> [Your objective]
Lift out each line of the data that holds "title".
══ Data listing ══
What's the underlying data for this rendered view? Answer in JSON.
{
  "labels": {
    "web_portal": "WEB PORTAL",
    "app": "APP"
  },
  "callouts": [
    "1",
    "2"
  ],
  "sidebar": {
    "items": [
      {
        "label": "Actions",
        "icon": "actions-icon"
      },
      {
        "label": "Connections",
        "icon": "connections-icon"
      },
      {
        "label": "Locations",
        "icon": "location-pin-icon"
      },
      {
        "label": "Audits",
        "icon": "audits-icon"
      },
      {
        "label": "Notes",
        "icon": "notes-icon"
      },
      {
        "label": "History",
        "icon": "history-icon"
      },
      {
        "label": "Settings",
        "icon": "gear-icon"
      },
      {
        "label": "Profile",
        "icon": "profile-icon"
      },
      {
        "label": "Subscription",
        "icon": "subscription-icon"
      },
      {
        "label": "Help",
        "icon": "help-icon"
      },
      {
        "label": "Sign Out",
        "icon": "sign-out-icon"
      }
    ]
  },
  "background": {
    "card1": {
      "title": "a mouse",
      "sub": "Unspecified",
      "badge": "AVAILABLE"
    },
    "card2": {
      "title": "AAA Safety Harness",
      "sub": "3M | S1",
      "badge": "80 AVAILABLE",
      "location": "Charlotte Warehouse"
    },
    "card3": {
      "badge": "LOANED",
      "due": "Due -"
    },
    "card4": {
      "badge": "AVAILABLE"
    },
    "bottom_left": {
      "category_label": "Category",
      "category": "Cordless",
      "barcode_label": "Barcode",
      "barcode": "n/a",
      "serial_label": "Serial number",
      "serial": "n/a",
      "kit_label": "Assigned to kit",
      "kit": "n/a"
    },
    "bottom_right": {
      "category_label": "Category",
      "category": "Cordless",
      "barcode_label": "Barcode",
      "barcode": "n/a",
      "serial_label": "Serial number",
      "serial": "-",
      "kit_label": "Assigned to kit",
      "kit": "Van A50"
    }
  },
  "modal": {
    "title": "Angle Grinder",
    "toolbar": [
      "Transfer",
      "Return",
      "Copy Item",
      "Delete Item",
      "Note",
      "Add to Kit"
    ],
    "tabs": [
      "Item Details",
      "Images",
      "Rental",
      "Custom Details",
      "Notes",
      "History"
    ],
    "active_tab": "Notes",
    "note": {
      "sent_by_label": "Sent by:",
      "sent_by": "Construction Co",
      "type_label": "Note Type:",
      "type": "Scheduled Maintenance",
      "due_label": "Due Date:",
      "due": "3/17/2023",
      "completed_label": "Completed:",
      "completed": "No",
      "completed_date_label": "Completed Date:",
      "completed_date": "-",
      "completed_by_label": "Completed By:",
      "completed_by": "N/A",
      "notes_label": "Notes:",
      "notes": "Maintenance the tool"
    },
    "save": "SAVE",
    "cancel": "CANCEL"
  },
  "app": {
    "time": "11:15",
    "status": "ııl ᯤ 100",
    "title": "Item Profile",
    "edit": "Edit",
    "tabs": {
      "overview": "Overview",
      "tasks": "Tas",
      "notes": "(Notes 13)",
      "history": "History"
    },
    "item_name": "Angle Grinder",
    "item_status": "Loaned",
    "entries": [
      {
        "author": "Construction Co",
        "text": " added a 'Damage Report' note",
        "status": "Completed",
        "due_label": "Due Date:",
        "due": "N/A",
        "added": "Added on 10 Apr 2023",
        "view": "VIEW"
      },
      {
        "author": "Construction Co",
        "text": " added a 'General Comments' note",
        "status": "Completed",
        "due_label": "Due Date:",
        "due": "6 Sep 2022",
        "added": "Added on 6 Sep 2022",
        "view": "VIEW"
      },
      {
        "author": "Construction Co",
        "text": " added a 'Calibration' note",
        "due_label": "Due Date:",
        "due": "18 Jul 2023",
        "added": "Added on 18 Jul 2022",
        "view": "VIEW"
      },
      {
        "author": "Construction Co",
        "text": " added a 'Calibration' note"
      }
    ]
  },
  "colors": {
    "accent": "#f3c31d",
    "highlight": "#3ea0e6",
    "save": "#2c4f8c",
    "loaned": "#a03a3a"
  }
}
═══
> [Written answer]
      "title": "a mouse",
      "title": "AAA Safety Harness",
    "title": "Angle Grinder",
    "title": "Item Profile",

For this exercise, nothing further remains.